--- begin Items ---

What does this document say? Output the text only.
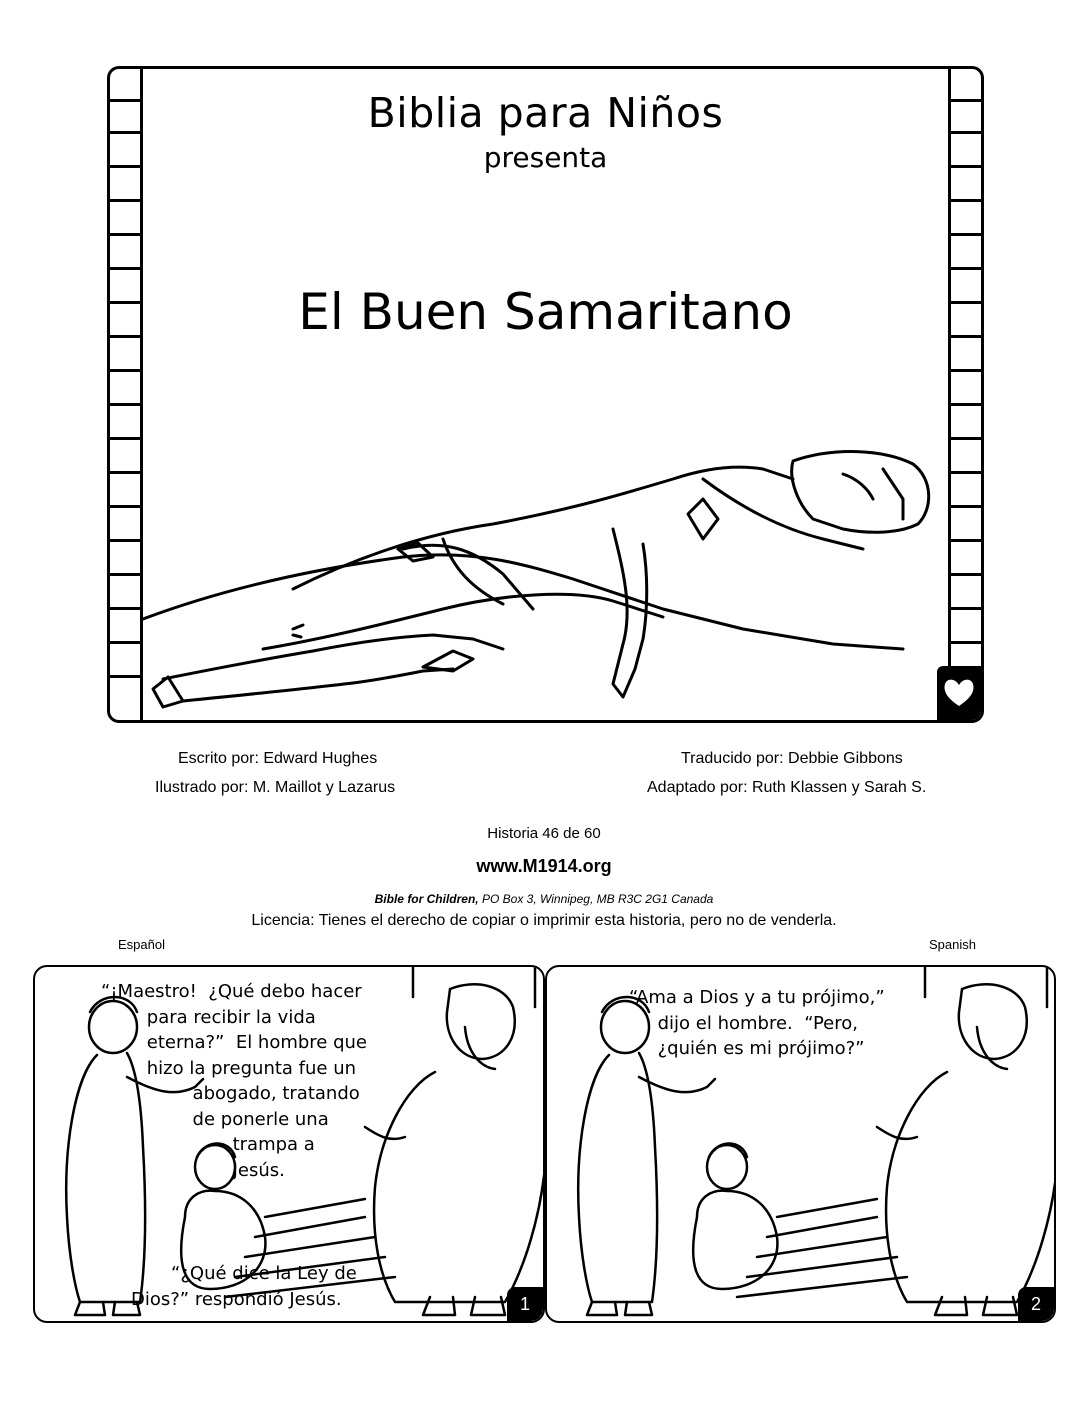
Biblia para Niños
presenta
El Buen Samaritano
Escrito por: Edward Hughes
Ilustrado por: M. Maillot y Lazarus
Traducido por: Debbie Gibbons
Adaptado por: Ruth Klassen y Sarah S.
Historia 46 de 60
www.M1914.org
Bible for Children, PO Box 3, Winnipeg, MB R3C 2G1 Canada
Licencia: Tienes el derecho de copiar o imprimir esta historia, pero no de venderla.
Español	Spanish
“¡Maestro!  ¿Qué debo hacer
para recibir la vida
eterna?”  El hombre que
hizo la pregunta fue un
abogado, tratando
de ponerle una
trampa a
Jesús.
“¿Qué dice la Ley de
Dios?” respondió Jesús.	1
“Ama a Dios y a tu prójimo,”
dijo el hombre.  “Pero,
¿quién es mi prójimo?”
2
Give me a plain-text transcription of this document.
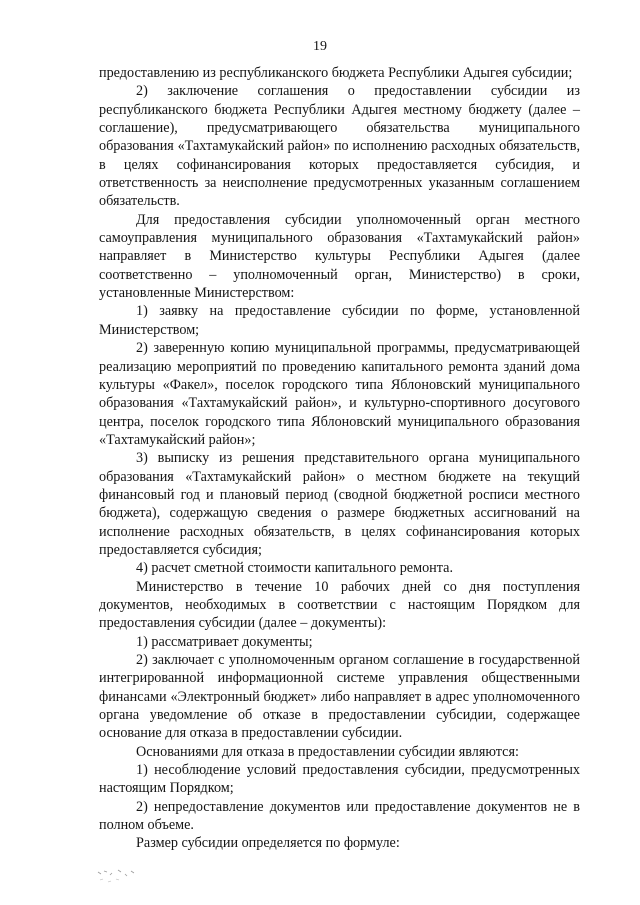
19

предоставлению из республиканского бюджета Республики Адыгея субсидии;

2) заключение соглашения о предоставлении субсидии из республиканского бюджета Республики Адыгея местному бюджету (далее – соглашение), предусматривающего обязательства муниципального образования «Тахтамукайский район» по исполнению расходных обязательств, в целях софинансирования которых предоставляется субсидия, и ответственность за неисполнение предусмотренных указанным соглашением обязательств.

Для предоставления субсидии уполномоченный орган местного самоуправления муниципального образования «Тахтамукайский район» направляет в Министерство культуры Республики Адыгея (далее соответственно – уполномоченный орган, Министерство) в сроки, установленные Министерством:

1) заявку на предоставление субсидии по форме, установленной Министерством;

2) заверенную копию муниципальной программы, предусматривающей реализацию мероприятий по проведению капитального ремонта зданий дома культуры «Факел», поселок городского типа Яблоновский муниципального образования «Тахтамукайский район», и культурно-спортивного досугового центра, поселок городского типа Яблоновский муниципального образования «Тахтамукайский район»;

3) выписку из решения представительного органа муниципального образования «Тахтамукайский район» о местном бюджете на текущий финансовый год и плановый период (сводной бюджетной росписи местного бюджета), содержащую сведения о размере бюджетных ассигнований на исполнение расходных обязательств, в целях софинансирования которых предоставляется субсидия;

4) расчет сметной стоимости капитального ремонта.

Министерство в течение 10 рабочих дней со дня поступления документов, необходимых в соответствии с настоящим Порядком для предоставления субсидии (далее – документы):

1) рассматривает документы;

2) заключает с уполномоченным органом соглашение в государственной интегрированной информационной системе управления общественными финансами «Электронный бюджет» либо направляет в адрес уполномоченного органа уведомление об отказе в предоставлении субсидии, содержащее основание для отказа в предоставлении субсидии.

Основаниями для отказа в предоставлении субсидии являются:

1) несоблюдение условий предоставления субсидии, предусмотренных настоящим Порядком;

2) непредоставление документов или предоставление документов не в полном объеме.

Размер субсидии определяется по формуле:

--- end Items ---

# Your instructions
Write every record out again exactly; no pictures belong in the copy.

# Output below
What does this document say? Output the text only.
Biblia para Niños
presenta
El Buen Samaritano
Escrito por: Edward Hughes
Ilustrado por: M. Maillot y Lazarus
Traducido por: Debbie Gibbons
Adaptado por: Ruth Klassen y Sarah S.
Historia 46 de 60
www.M1914.org
Bible for Children, PO Box 3, Winnipeg, MB R3C 2G1 Canada
Licencia: Tienes el derecho de copiar o imprimir esta historia, pero no de venderla.
Español	Spanish
“¡Maestro!  ¿Qué debo hacer
para recibir la vida
eterna?”  El hombre que
hizo la pregunta fue un
abogado, tratando
de ponerle una
trampa a
Jesús.
“¿Qué dice la Ley de
Dios?” respondió Jesús.	1
“Ama a Dios y a tu prójimo,”
dijo el hombre.  “Pero,
¿quién es mi prójimo?”
2
Give me a plain-text transcription of this document.
19

предоставлению из республиканского бюджета Республики Адыгея субсидии;

2) заключение соглашения о предоставлении субсидии из республиканского бюджета Республики Адыгея местному бюджету (далее – соглашение), предусматривающего обязательства муниципального образования «Тахтамукайский район» по исполнению расходных обязательств, в целях софинансирования которых предоставляется субсидия, и ответственность за неисполнение предусмотренных указанным соглашением обязательств.

Для предоставления субсидии уполномоченный орган местного самоуправления муниципального образования «Тахтамукайский район» направляет в Министерство культуры Республики Адыгея (далее соответственно – уполномоченный орган, Министерство) в сроки, установленные Министерством:

1) заявку на предоставление субсидии по форме, установленной Министерством;

2) заверенную копию муниципальной программы, предусматривающей реализацию мероприятий по проведению капитального ремонта зданий дома культуры «Факел», поселок городского типа Яблоновский муниципального образования «Тахтамукайский район», и культурно-спортивного досугового центра, поселок городского типа Яблоновский муниципального образования «Тахтамукайский район»;

3) выписку из решения представительного органа муниципального образования «Тахтамукайский район» о местном бюджете на текущий финансовый год и плановый период (сводной бюджетной росписи местного бюджета), содержащую сведения о размере бюджетных ассигнований на исполнение расходных обязательств, в целях софинансирования которых предоставляется субсидия;

4) расчет сметной стоимости капитального ремонта.

Министерство в течение 10 рабочих дней со дня поступления документов, необходимых в соответствии с настоящим Порядком для предоставления субсидии (далее – документы):

1) рассматривает документы;

2) заключает с уполномоченным органом соглашение в государственной интегрированной информационной системе управления общественными финансами «Электронный бюджет» либо направляет в адрес уполномоченного органа уведомление об отказе в предоставлении субсидии, содержащее основание для отказа в предоставлении субсидии.

Основаниями для отказа в предоставлении субсидии являются:

1) несоблюдение условий предоставления субсидии, предусмотренных настоящим Порядком;

2) непредоставление документов или предоставление документов не в полном объеме.

Размер субсидии определяется по формуле:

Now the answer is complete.